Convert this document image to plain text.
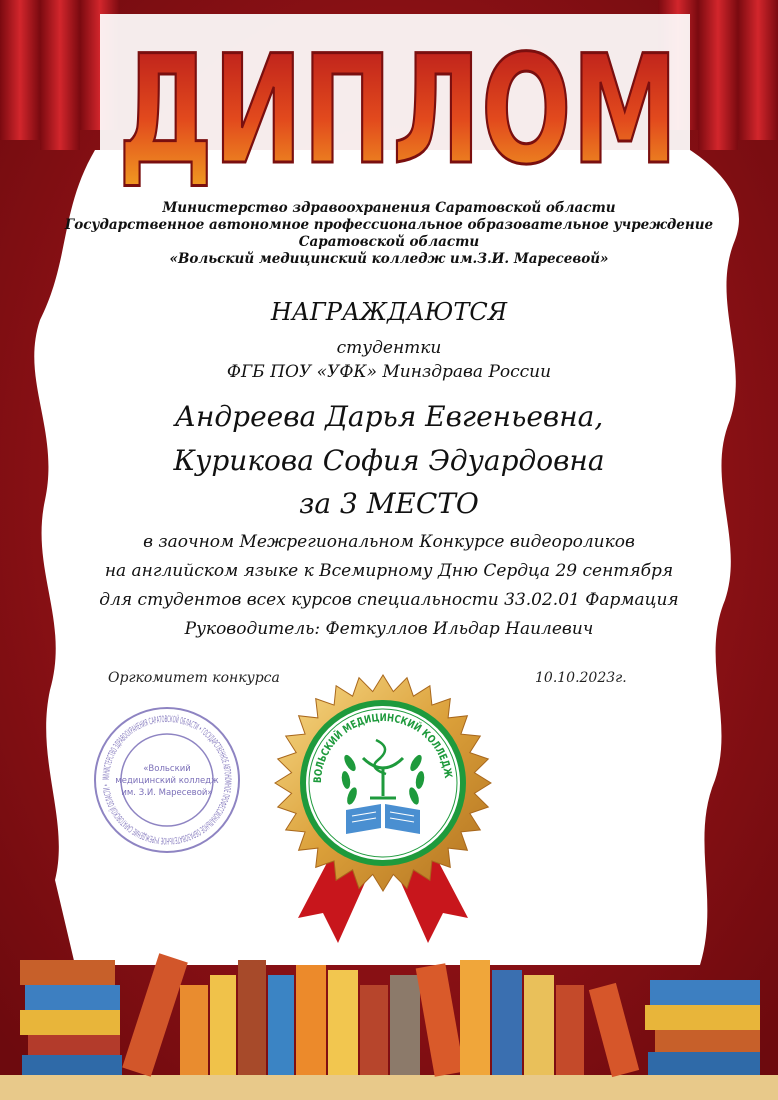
ДИПЛОМ
Министерство здравоохранения Саратовской области
Государственное автономное профессиональное образовательное учреждение
Саратовской области
«Вольский медицинский колледж им.З.И. Маресевой»
НАГРАЖДАЮТСЯ
студентки
ФГБ ПОУ «УФК» Минздрава России
Андреева Дарья Евгеньевна,
Курикова София Эдуардовна
за 3 МЕСТО
в заочном Межрегиональном Конкурсе видеороликов
на английском языке к Всемирному Дню Сердца 29 сентября
для студентов всех курсов специальности 33.02.01 Фармация
Руководитель: Феткуллов Ильдар Наилевич
Оргкомитет конкурса	10.10.2023г.
МИНИСТЕРСТВО ЗДРАВООХРАНЕНИЯ САРАТОВСКОЙ ОБЛАСТИ • ГОСУДАРСТВЕННОЕ АВТОНОМНОЕ ПРОФЕССИОНАЛЬНОЕ ОБРАЗОВАТЕЛЬНОЕ УЧРЕЖДЕНИЕ САРАТОВСКОЙ ОБЛАСТИ •
«Вольский
медицинский колледж
им. З.И. Маресевой»
ВОЛЬСКИЙ МЕДИЦИНСКИЙ КОЛЛЕДЖ
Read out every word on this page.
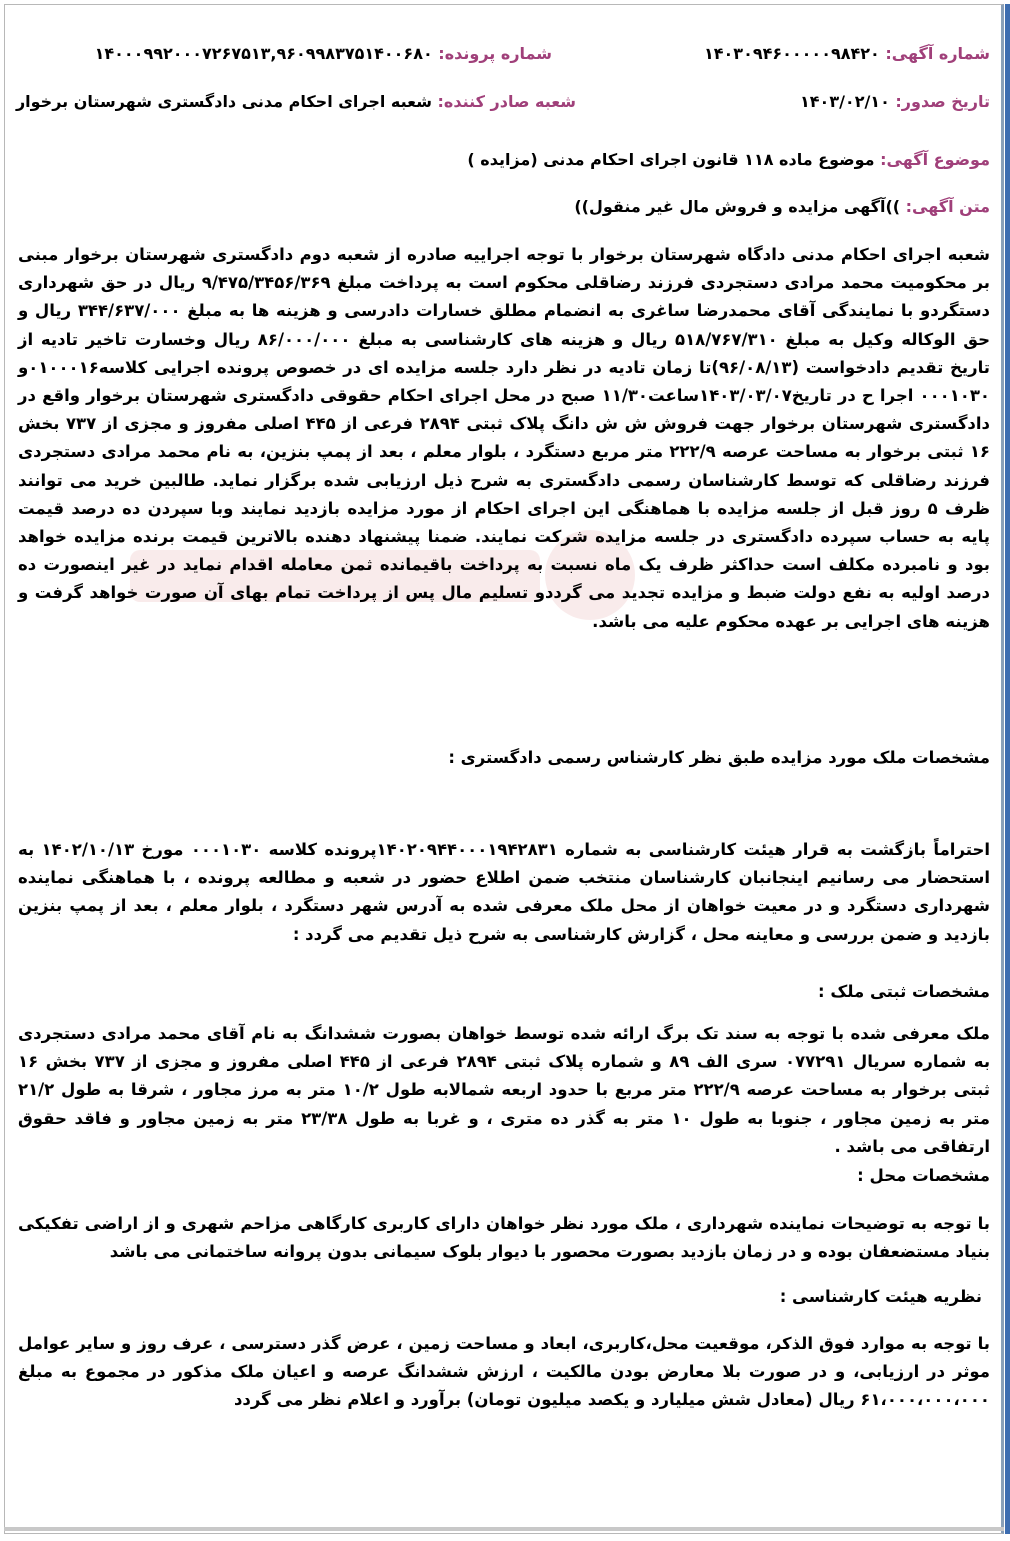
شماره آگهی: ۱۴۰۳۰۹۴۶۰۰۰۰۰۹۸۴۲۰
شماره پرونده: ۱۴۰۰۰۹۹۲۰۰۰۷۲۶۷۵۱۳,۹۶۰۹۹۸۳۷۵۱۴۰۰۶۸۰
تاریخ صدور: ۱۴۰۳/۰۲/۱۰
شعبه صادر کننده: شعبه اجرای احکام مدنی دادگستری شهرستان برخوار
موضوع آگهی: موضوع ماده ۱۱۸ قانون اجرای احکام مدنی (مزایده )
متن آگهی: ))آگهی مزایده و فروش مال غیر منقول))
شعبه اجرای احکام مدنی دادگاه شهرستان برخوار با توجه اجراییه صادره از شعبه دوم دادگستری شهرستان برخوار مبنی بر محکومیت محمد مرادی دستجردی فرزند رضاقلی محکوم است به پرداخت مبلغ ۹/۴۷۵/۳۴۵۶/۳۶۹ ریال در حق شهرداری دستگردو با نمایندگی آقای محمدرضا ساغری به انضمام مطلق خسارات دادرسی و هزینه ها به مبلغ ۳۴۴/۶۳۷/۰۰۰ ریال و حق الوکاله وکیل به مبلغ ۵۱۸/۷۶۷/۳۱۰ ریال و هزینه های کارشناسی به مبلغ ۸۶/۰۰۰/۰۰۰ ریال وخسارت تاخیر تادیه از تاریخ تقدیم دادخواست (۹۶/۰۸/۱۳)تا زمان تادیه در نظر دارد جلسه مزایده ای در خصوص پرونده اجرایی کلاسه۰۱۰۰۰۱۶و ۰۰۰۱۰۳۰ اجرا ح در تاریخ۱۴۰۳/۰۳/۰۷ساعت۱۱/۳۰ صبح در محل اجرای احکام حقوقی دادگستری شهرستان برخوار واقع در دادگستری شهرستان برخوار جهت فروش ش ش دانگ پلاک ثبتی ۲۸۹۴ فرعی از ۴۴۵ اصلی مفروز و مجزی از ۷۳۷ بخش ۱۶ ثبتی برخوار به مساحت عرصه ۲۲۲/۹ متر مربع دستگرد ، بلوار معلم ، بعد از پمپ بنزین، به نام محمد مرادی دستجردی فرزند رضاقلی که توسط کارشناسان رسمی دادگستری به شرح ذیل ارزیابی شده برگزار نماید. طالبین خرید می توانند ظرف ۵ روز قبل از جلسه مزایده با هماهنگی این اجرای احکام از مورد مزایده بازدید نمایند وبا سپردن ده درصد قیمت پایه به حساب سپرده دادگستری در جلسه مزایده شرکت نمایند. ضمنا پیشنهاد دهنده بالاترین قیمت برنده مزایده خواهد بود و نامبرده مکلف است حداکثر ظرف یک ماه نسبت به پرداخت باقیمانده ثمن معامله اقدام نماید در غیر اینصورت ده درصد اولیه به نفع دولت ضبط و مزایده تجدید می گرددو تسلیم مال پس از پرداخت تمام بهای آن صورت خواهد گرفت و هزینه های اجرایی بر عهده محکوم علیه می باشد.
مشخصات ملک مورد مزایده طبق نظر کارشناس رسمی دادگستری :
احتراماً بازگشت به قرار هیئت کارشناسی به شماره ۱۴۰۲۰۹۴۴۰۰۰۱۹۴۲۸۳۱پرونده کلاسه ۰۰۰۱۰۳۰ مورخ ۱۴۰۲/۱۰/۱۳ به استحضار می رسانیم اینجانبان کارشناسان منتخب ضمن اطلاع حضور در شعبه و مطالعه پرونده ، با هماهنگی نماینده شهرداری دستگرد و در معیت خواهان از محل ملک معرفی شده به آدرس شهر دستگرد ، بلوار معلم ، بعد از پمپ بنزین بازدید و ضمن بررسی و معاینه محل ، گزارش کارشناسی به شرح ذیل تقدیم می گردد :
مشخصات ثبتی ملک :
ملک معرفی شده با توجه به سند تک برگ ارائه شده توسط خواهان بصورت ششدانگ به نام آقای محمد مرادی دستجردی به شماره سریال ۰۷۷۲۹۱ سری الف ۸۹ و شماره پلاک ثبتی ۲۸۹۴ فرعی از ۴۴۵ اصلی مفروز و مجزی از ۷۳۷ بخش ۱۶ ثبتی برخوار به مساحت عرصه ۲۲۲/۹ متر مربع با حدود اربعه شمالابه طول ۱۰/۲ متر به مرز مجاور ، شرقا به طول ۲۱/۲ متر به زمین مجاور ، جنوبا به طول ۱۰ متر به گذر ده متری ، و غربا به طول ۲۳/۳۸ متر به زمین مجاور و فاقد حقوق ارتفاقی می باشد .
مشخصات محل :
با توجه به توضیحات نماینده شهرداری ، ملک مورد نظر خواهان دارای کاربری کارگاهی مزاحم شهری و از اراضی تفکیکی بنیاد مستضعفان بوده و در زمان بازدید بصورت محصور با دیوار بلوک سیمانی بدون پروانه ساختمانی می باشد
نظریه هیئت کارشناسی :
با توجه به موارد فوق الذکر، موقعیت محل،کاربری، ابعاد و مساحت زمین ، عرض گذر دسترسی ، عرف روز و سایر عوامل موثر در ارزیابی، و در صورت بلا معارض بودن مالکیت ، ارزش ششدانگ عرصه و اعیان ملک مذکور در مجموع به مبلغ ۶۱،۰۰۰،۰۰۰،۰۰۰ ریال (معادل شش میلیارد و یکصد میلیون تومان) برآورد و اعلام نظر می گردد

# Problem requirements
Gather from the data above every line with the string "آگهی".

# Written reply
شماره آگهی: ۱۴۰۳۰۹۴۶۰۰۰۰۰۹۸۴۲۰
موضوع آگهی: موضوع ماده ۱۱۸ قانون اجرای احکام مدنی (مزایده )
متن آگهی: ))آگهی مزایده و فروش مال غیر منقول))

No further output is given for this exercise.